紛糾する謎、混迷を極める事件、そして姿の見えない犯人。
そんな中、金田一少年の口から発せられた「謎はすべて解けた」。
そろそろ当ブログも結論を出したいぞ!!
ということで、通算3度目にわたる「今度こそ真犯人」にまたも挑戦!!
興味のある方は感想へどうぞ!!
ちなみに今回の犯人当てクイズが何時あるのかどうかも気になります。
【「薔薇十字館殺人事件」登場人物一覧】
金田一:主人公。最終エピソードまで犯人にも被害者にもならないでしょう。
美雪:言わずと知れた金田一少年のベストパートナー。最終エピソードまで犯人にも被害者にも(以下略)。
高遠遥一:ご存知「地獄の傀儡師」。今回に限っては犯人ではない。
白樹紅音:不動高校の教師、呪われし高校伝説に一役買いそうな予感。
佐久羅京:写真家。
祭沢一心:社長。第3の被害者に……。
冬野八重姫:フラワー・アーティスト。
月読ジゼル:歌人。
小金井睦:薔薇園経営者。第2の被害者に……。
禅田みるく:織物師。第4の被害者に……。
皇翔:第1の被害者。バラバラ死体で発見される。
毛利御門:薔薇十字館の執事を名乗る男。
ローゼンクロイツ:高遠に挑戦状を送りつけた怪人物。
<9話あらすじ>
・前回まではこちら。
【いよいよ佳境】「薔薇十字館殺人事件」第8話(「金田一少年の事件簿」、講談社刊「週刊少年マガジン」連載)ネタバレ批評(レビュー)
招待客のミッシングリンクに仲間外れが居ることを突き止めた金田一。
さらに「美咲」と「蓮花」という薔薇の品種に注目。
これこそが、被害者たちが恐怖していた対象であると気付く。
どうやら、ローゼンクロイツは「美咲」と「蓮花」を見せつけることで動揺した人物を標的として殺害しているらしい。
祭沢は風呂に浮かべられたコレを目にし、怯えて入浴しなかった。
だからこそ、殺害された。
そして、小金井は皇の死体に添えられたコレに怯え、逃げ出そうとした為に死亡したのだ。
同じ頃、高遠は父が口にした「お前は死ぬまで異母妹に会えない」と言葉を吟味していた……。
一方、金田一。
これでローゼンクロイツが標的を炙り出した方法も判明した。
だが、2つの不可能犯罪の壁が立ち塞がる。
まずは祭沢殺害の薔薇密室の謎。
祭沢の死体発見現場、その出入り口付近には薔薇が敷き詰められていた。

* 記録:
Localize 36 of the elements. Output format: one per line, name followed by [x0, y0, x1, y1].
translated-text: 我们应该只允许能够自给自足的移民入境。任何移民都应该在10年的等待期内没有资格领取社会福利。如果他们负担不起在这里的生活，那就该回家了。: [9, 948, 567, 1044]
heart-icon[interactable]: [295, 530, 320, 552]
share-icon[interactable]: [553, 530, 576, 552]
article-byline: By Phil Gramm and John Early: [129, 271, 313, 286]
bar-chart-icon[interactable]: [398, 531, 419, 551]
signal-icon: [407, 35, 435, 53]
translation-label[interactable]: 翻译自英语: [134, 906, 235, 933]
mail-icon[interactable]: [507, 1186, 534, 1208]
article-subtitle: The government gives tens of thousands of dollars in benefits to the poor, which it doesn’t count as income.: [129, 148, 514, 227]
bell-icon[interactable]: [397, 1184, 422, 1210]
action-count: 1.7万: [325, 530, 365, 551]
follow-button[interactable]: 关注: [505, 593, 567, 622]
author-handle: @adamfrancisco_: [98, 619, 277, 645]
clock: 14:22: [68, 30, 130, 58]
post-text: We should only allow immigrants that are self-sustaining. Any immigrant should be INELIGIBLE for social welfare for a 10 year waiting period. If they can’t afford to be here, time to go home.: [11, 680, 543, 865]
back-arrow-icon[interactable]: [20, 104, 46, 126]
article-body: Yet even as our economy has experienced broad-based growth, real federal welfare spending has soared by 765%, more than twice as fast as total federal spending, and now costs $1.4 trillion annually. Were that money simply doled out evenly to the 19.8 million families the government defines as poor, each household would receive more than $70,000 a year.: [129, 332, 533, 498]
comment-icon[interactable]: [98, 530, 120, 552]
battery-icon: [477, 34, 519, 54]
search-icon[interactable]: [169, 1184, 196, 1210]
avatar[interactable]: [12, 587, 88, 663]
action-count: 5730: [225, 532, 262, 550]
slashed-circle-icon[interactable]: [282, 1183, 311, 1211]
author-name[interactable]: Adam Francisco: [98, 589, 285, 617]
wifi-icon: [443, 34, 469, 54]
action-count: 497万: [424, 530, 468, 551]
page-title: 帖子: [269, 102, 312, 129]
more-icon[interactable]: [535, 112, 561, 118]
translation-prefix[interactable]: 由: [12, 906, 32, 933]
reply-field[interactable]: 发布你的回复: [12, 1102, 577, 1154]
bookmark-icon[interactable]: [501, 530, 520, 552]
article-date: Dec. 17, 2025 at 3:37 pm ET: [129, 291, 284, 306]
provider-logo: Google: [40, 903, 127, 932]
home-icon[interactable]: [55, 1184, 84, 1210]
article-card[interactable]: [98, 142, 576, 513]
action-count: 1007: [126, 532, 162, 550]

* 課題の内容:
a: 本文抜粋について、次の問いに答えなさい。
(i) 登場人物一覧で「第2の被害者」とされているのは誰か。
(ii) 祭沢の死体発見現場の出入り口付近に敷き詰められていたものは何か。
(iii) 毛利御門は何を名乗る男とされているか。
b: 記録のうち、文字列「text」を含む行をすべて集めなさい。

* 課題の解答:
a:
(i) 小金井睦
(ii) 薔薇
(iii) 薔薇十字館の執事

b:
translated-text: 我们应该只允许能够自给自足的移民入境。任何移民都应该在10年的等待期内没有资格领取社会福利。如果他们负担不起在这里的生活，那就该回家了。: [9, 948, 567, 1044]
post-text: We should only allow immigrants that are self-sustaining. Any immigrant should be INELIGIBLE for social welfare for a 10 year waiting period. If they can’t afford to be here, time to go home.: [11, 680, 543, 865]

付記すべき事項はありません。